> **Data supplied**:

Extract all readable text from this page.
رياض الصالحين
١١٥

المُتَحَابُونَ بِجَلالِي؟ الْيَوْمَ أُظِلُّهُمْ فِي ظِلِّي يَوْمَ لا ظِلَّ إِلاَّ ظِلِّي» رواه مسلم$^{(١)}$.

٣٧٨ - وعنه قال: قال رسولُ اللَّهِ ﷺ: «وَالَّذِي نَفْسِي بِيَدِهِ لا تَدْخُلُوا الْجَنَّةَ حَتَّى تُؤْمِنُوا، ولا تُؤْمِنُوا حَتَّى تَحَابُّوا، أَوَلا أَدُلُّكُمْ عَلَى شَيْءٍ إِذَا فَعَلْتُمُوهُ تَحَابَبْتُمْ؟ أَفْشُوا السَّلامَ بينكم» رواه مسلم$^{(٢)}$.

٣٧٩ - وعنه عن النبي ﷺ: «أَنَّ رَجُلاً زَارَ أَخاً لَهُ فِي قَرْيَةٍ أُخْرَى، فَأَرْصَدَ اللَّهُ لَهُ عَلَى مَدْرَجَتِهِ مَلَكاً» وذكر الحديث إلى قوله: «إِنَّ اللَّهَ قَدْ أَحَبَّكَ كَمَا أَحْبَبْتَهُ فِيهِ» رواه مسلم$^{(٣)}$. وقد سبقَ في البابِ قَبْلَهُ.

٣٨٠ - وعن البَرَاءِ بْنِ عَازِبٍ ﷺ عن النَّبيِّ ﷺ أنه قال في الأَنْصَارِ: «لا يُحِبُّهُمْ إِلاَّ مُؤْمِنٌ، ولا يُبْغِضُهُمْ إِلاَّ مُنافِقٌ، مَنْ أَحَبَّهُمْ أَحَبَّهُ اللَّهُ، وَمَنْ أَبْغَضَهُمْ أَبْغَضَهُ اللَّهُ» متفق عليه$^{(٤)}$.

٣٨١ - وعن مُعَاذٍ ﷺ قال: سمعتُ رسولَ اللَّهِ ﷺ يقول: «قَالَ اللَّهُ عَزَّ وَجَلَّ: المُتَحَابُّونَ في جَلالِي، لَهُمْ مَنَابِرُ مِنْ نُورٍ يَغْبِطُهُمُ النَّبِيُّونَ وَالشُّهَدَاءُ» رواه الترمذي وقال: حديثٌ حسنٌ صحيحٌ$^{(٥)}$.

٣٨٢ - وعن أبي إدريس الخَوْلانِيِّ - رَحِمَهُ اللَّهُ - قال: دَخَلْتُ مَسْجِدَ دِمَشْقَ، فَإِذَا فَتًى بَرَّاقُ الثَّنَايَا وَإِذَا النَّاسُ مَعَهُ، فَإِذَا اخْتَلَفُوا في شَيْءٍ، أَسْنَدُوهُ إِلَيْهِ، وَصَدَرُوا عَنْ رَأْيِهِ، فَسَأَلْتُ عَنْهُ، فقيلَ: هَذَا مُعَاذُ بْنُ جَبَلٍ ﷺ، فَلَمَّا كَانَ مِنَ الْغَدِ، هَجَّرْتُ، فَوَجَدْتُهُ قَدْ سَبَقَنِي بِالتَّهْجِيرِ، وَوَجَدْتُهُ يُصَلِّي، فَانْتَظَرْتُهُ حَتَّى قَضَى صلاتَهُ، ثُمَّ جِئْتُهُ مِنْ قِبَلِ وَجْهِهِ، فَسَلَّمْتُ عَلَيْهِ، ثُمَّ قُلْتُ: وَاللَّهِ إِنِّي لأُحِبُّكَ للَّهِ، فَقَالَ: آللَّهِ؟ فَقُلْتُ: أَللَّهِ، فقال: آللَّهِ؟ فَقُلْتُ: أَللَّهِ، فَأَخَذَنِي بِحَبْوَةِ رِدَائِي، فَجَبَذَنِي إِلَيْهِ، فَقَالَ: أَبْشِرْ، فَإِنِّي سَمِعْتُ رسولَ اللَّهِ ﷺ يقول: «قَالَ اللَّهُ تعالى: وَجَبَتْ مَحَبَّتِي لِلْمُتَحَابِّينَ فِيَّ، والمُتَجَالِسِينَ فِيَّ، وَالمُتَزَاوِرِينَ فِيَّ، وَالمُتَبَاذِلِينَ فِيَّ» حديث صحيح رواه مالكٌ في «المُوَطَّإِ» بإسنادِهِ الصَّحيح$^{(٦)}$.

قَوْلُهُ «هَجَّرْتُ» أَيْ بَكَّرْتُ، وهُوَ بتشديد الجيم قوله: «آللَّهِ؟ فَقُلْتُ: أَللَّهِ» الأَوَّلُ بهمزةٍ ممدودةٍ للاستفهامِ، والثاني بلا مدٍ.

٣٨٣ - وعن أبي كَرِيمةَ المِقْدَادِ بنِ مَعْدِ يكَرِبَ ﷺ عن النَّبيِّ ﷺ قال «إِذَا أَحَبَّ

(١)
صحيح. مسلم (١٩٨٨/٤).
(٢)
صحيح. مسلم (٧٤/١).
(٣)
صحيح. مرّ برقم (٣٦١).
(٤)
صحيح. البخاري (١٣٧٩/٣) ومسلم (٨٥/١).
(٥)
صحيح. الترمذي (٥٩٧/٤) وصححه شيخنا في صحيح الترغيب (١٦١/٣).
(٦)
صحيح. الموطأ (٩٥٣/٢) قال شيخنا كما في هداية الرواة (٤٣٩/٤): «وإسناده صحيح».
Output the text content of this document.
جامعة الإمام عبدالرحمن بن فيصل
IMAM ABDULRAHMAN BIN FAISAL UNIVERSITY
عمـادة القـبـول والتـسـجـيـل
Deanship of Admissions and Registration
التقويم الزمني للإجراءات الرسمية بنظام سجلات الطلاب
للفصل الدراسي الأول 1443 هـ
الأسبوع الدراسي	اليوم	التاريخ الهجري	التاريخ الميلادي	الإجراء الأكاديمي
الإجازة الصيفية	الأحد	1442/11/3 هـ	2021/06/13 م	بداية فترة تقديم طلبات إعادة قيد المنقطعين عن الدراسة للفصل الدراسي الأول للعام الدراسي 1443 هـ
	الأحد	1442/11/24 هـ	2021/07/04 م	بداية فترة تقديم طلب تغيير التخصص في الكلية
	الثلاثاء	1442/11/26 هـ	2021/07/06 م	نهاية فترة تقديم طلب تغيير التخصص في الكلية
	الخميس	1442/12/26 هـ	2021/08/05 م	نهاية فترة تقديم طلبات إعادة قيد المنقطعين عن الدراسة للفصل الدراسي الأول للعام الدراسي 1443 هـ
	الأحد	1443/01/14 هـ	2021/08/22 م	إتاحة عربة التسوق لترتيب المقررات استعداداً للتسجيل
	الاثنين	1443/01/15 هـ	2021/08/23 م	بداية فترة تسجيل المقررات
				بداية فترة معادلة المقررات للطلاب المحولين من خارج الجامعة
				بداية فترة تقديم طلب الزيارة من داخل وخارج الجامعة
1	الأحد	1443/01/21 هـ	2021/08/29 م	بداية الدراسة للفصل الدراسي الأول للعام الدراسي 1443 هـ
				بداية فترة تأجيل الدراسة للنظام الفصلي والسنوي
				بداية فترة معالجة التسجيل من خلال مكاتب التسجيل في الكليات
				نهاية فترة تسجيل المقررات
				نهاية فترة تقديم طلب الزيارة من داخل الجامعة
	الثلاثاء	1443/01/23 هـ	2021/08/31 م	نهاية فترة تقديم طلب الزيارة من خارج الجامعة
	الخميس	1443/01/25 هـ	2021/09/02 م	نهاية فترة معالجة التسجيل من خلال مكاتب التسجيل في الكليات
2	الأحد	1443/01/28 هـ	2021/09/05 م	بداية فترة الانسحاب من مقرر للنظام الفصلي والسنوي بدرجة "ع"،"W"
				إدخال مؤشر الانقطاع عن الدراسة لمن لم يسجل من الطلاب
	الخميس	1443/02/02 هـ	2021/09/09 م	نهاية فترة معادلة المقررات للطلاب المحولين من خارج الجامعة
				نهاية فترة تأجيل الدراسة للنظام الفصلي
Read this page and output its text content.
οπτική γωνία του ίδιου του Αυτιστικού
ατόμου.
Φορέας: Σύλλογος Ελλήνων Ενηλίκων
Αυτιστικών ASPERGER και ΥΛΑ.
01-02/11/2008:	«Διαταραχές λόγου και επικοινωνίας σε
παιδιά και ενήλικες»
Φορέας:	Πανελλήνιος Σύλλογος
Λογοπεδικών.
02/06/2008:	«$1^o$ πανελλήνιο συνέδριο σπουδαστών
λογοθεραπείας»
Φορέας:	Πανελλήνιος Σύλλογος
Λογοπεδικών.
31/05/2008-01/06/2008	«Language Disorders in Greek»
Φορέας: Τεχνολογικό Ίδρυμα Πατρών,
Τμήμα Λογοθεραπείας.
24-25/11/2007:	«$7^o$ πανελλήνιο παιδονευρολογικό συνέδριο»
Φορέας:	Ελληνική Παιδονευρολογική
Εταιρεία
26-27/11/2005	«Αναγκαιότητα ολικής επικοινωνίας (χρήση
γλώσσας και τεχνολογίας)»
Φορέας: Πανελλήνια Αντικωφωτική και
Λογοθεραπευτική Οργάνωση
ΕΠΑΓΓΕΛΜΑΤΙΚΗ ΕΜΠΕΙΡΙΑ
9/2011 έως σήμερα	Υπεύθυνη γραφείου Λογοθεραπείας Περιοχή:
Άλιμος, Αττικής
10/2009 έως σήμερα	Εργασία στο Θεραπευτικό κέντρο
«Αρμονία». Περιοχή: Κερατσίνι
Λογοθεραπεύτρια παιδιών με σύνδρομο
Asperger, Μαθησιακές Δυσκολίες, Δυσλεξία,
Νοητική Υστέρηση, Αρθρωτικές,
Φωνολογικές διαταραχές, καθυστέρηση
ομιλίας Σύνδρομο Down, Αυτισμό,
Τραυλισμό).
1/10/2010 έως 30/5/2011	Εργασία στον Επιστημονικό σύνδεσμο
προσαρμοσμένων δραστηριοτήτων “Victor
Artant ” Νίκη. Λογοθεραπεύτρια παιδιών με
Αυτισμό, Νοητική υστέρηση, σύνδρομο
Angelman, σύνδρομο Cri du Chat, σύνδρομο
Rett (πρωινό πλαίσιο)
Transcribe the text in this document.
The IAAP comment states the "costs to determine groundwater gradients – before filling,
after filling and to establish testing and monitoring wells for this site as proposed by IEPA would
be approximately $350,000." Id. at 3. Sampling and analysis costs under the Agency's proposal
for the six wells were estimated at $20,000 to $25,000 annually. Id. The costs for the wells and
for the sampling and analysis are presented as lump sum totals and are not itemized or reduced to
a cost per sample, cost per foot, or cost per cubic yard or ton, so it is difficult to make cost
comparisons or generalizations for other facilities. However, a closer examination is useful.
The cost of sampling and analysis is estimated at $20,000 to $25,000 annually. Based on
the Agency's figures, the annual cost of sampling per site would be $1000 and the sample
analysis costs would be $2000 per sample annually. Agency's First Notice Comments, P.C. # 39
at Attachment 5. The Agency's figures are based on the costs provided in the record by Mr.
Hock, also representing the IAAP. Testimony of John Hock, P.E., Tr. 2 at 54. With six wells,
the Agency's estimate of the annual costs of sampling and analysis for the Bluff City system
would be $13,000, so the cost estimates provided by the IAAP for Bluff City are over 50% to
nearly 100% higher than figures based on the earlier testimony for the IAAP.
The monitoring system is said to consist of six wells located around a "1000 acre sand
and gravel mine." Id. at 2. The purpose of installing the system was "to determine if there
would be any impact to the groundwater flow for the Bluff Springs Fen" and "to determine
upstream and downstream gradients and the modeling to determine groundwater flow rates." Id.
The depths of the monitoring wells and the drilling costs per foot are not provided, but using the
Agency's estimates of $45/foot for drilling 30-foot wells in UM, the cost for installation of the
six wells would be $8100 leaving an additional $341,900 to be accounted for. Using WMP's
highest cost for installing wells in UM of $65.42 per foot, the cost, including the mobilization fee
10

> **What is being asked**: How many of the lines above include the string "والسنوي"? Answer with the number only.

> **Expected answer**: 2